• _Directive_: In the material below, find each line holding the string "NetBEUI" and copy it.

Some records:
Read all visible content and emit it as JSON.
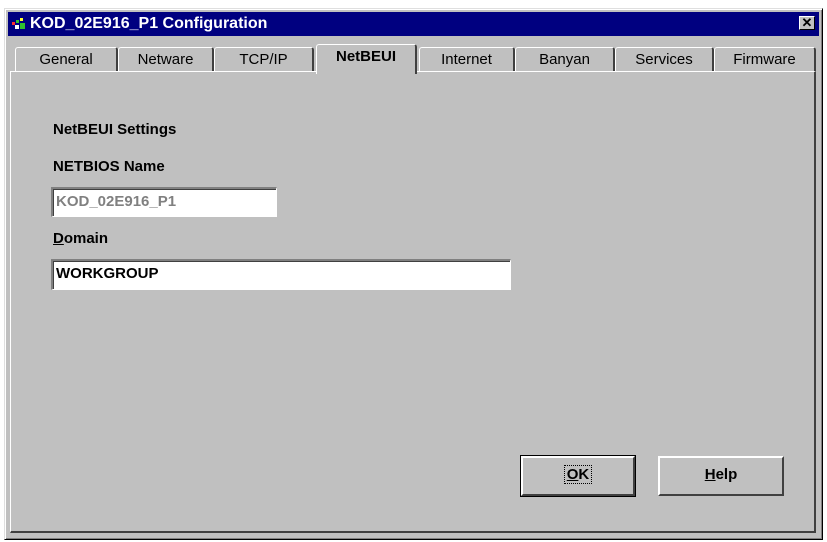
{
  "window": {
    "title": "KOD_02E916_P1 Configuration",
    "close_glyph": "✕"
  },
  "tabs": [
    {
      "label": "General",
      "active": false
    },
    {
      "label": "Netware",
      "active": false
    },
    {
      "label": "TCP/IP",
      "active": false
    },
    {
      "label": "NetBEUI",
      "active": true
    },
    {
      "label": "Internet",
      "active": false
    },
    {
      "label": "Banyan",
      "active": false
    },
    {
      "label": "Services",
      "active": false
    },
    {
      "label": "Firmware",
      "active": false
    }
  ],
  "panel": {
    "section_title": "NetBEUI Settings",
    "netbios_label": "NETBIOS Name",
    "netbios_value": "KOD_02E916_P1",
    "domain_label_first": "D",
    "domain_label_rest": "omain",
    "domain_value": "WORKGROUP"
  },
  "buttons": {
    "ok_first": "O",
    "ok_rest": "K",
    "help_first": "H",
    "help_rest": "elp"
  },
  "colors": {
    "titlebar": "#000080",
    "face": "#c0c0c0"
  }
}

• _Solution_:
      "label": "NetBEUI",
    "section_title": "NetBEUI Settings",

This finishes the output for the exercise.